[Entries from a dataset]
━━━━━━

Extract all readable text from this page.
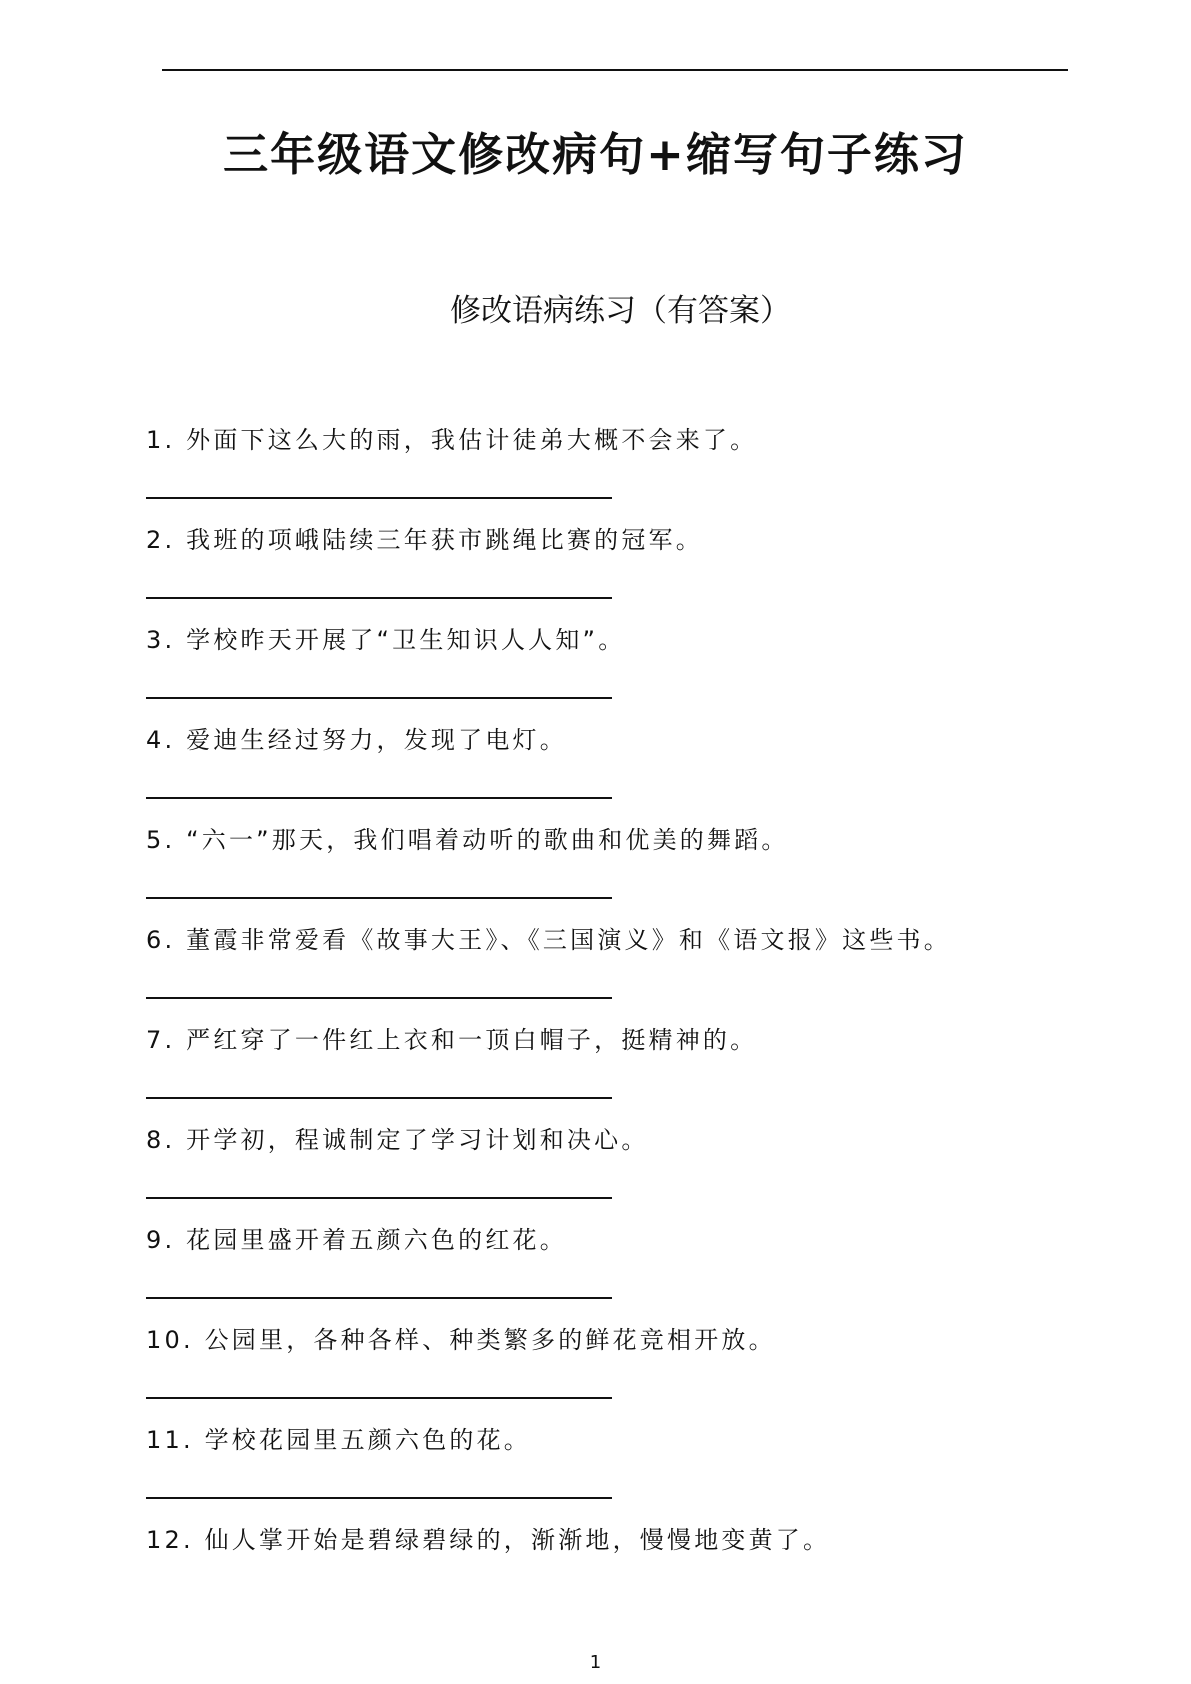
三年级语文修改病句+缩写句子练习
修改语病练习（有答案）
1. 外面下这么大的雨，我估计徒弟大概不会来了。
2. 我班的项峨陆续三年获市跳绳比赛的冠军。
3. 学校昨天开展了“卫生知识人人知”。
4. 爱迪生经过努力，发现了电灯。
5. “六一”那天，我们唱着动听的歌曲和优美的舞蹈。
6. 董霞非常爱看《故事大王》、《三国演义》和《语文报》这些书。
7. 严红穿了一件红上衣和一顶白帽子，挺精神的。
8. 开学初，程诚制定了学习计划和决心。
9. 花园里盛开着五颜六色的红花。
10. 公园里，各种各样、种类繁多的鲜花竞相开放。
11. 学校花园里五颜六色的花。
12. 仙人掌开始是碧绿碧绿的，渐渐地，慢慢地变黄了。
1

━━━━━━

What you have to do —
Reproduce every entry exactly, but omit each picture.

Solution to this task —
Extract all readable text from this page.
三年级语文修改病句+缩写句子练习
修改语病练习（有答案）
1. 外面下这么大的雨，我估计徒弟大概不会来了。
2. 我班的项峨陆续三年获市跳绳比赛的冠军。
3. 学校昨天开展了“卫生知识人人知”。
4. 爱迪生经过努力，发现了电灯。
5. “六一”那天，我们唱着动听的歌曲和优美的舞蹈。
6. 董霞非常爱看《故事大王》、《三国演义》和《语文报》这些书。
7. 严红穿了一件红上衣和一顶白帽子，挺精神的。
8. 开学初，程诚制定了学习计划和决心。
9. 花园里盛开着五颜六色的红花。
10. 公园里，各种各样、种类繁多的鲜花竞相开放。
11. 学校花园里五颜六色的花。
12. 仙人掌开始是碧绿碧绿的，渐渐地，慢慢地变黄了。
1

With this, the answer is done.